Sirel sprach mit Norberto Latorre,
Finanzsekretär der UTHGRA und Vorsitzender
des Internationalen Komitees der
Berufsgruppe Hotel, Gaststätten, Catering
und Tourismus (HRCT) der IUL, der uns seine
Sicht dieses schweren Zwischenfalls
darlegte.
-Wie
begann der Protest am 4. Mai?
-Er
begann am Vormittag mit der Verteilung von
Flugblättern in Puerto Madero, einem
Stadtviertel von Buenos Aires mit
zahlreichen Restaurants und Hotels. Wir
haben uns vor dem Sheraton-Hotel versammelt,
da sich dieses Unternehmen als wichtigstes
5-Sterne-Hotel gegen die von uns geforderte
Lohnerhöhung stellt. Dort haben wir
friedlich demonstriert und dabei mit den
traditionellen Bombo-Trommeln und
Knallkörpern etwas Krach gemacht.
Anschliessend sind wir zum rund zwei
Kilometer entfernten Unternehmerverband des
Argentinischen Hotel- und
Gaststättengewerbes (FEHGRA) gezogen. Wir
sind mit dem Bus gefahren, ohne Strassen zu
blockieren und den Verkehr zu behindern.
-Was geschah dort?
-Als
wir ankamen, stellten wir zu unserer
Überraschung fest, dass der ganze Block auf
allen vier Seiten abgesperrt war, so dass
wir nicht wie sonst an den Sitz der FEHGRA
heran kamen.
-Normalerweise ist das nicht so…
-Natürlich nicht.

□ □ □ □ □

AUFGABE 1 – Extrahiere aus den Datensätzen die Zeilen unverändert: beginnend mit der ersten Zeile der Datensätze und endend mit der Zeile, die „y2-axis-title: Доля в“ enthält, beide Enden eingeschlossen.

DATENSATZAUSZÜGE –
□ □ □ □ □

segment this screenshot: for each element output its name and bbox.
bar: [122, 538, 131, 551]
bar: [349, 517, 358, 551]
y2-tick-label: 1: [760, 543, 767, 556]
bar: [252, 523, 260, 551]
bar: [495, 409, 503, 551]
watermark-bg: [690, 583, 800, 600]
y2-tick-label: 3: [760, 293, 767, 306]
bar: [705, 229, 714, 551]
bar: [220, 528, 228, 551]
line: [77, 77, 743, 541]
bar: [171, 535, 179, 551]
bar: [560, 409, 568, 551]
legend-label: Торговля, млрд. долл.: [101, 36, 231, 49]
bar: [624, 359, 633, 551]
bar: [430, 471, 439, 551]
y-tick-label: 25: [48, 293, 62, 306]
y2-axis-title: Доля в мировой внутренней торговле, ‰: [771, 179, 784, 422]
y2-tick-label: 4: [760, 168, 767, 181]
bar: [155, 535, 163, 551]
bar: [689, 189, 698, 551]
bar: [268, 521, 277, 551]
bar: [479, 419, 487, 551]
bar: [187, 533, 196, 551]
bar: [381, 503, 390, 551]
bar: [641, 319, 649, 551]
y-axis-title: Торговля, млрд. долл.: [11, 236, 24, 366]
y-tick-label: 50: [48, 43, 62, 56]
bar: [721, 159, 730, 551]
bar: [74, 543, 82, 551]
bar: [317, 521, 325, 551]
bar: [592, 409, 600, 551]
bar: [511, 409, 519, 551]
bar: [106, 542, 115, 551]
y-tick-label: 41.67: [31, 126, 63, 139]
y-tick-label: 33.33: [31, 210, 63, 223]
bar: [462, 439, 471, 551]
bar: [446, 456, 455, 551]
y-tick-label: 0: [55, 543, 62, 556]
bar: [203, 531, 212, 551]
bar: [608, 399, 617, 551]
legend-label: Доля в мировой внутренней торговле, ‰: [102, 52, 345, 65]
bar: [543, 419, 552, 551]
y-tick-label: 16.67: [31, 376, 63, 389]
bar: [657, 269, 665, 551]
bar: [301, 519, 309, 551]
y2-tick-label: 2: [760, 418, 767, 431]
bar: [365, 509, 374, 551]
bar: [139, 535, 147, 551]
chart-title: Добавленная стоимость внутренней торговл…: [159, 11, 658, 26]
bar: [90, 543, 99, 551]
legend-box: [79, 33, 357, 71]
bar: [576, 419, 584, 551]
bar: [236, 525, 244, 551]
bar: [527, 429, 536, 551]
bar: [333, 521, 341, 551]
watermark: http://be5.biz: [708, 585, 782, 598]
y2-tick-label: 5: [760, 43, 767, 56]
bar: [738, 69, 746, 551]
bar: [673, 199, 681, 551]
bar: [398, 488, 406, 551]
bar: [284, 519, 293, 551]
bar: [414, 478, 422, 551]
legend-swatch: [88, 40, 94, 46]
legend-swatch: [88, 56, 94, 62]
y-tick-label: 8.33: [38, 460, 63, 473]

□ □ □ □ □

AUFGABE 2 – Führe das Interview über den Gewerkschaftsprotest in Buenos Aires im Anschluss an seinen letzten Satz weiter.

ERGEBNIS 1 –
segment this screenshot: for each element output its name and bbox.
bar: [122, 538, 131, 551]
bar: [349, 517, 358, 551]
y2-tick-label: 1: [760, 543, 767, 556]
bar: [252, 523, 260, 551]
bar: [495, 409, 503, 551]
watermark-bg: [690, 583, 800, 600]
y2-tick-label: 3: [760, 293, 767, 306]
bar: [705, 229, 714, 551]
bar: [220, 528, 228, 551]
line: [77, 77, 743, 541]
bar: [171, 535, 179, 551]
bar: [560, 409, 568, 551]
legend-label: Торговля, млрд. долл.: [101, 36, 231, 49]
bar: [624, 359, 633, 551]
bar: [430, 471, 439, 551]
y-tick-label: 25: [48, 293, 62, 306]
y2-axis-title: Доля в мировой внутренней торговле, ‰: [771, 179, 784, 422]

ERGEBNIS 2 –
Hugo Moyano* besetzt
Fabriken, veranstaltet Sit-ins in Geschäften
und blockiert Strassen, und die Polizei ist
nie zu sehen. Und gegen uns gehen sie so
gewaltsam vor, wie wir es erlebt haben! Mit
welcher Begründung? Ich glaube, das war eine
politische Entscheidung der Regierung, ganz
konkret, eine Entscheidung des
Innenministeriums gegen unseren
Generalsekretär, Luis Barrionuevo, und die
Arbeitnehmer des Hotel- und
Gaststättengewerbes. Das haben sie zwar
abgestritten, aber wir fragen uns natürlich:
Wer hätte denn sonst die Polizei gegen
unsere friedliche Demonstration einsetzen
können, wenn nicht das Innenministerium? Wer
hat denn die Wasserwerfer geschickt?
-Wie
verliefen die Zwischenfälle im Einzelnen?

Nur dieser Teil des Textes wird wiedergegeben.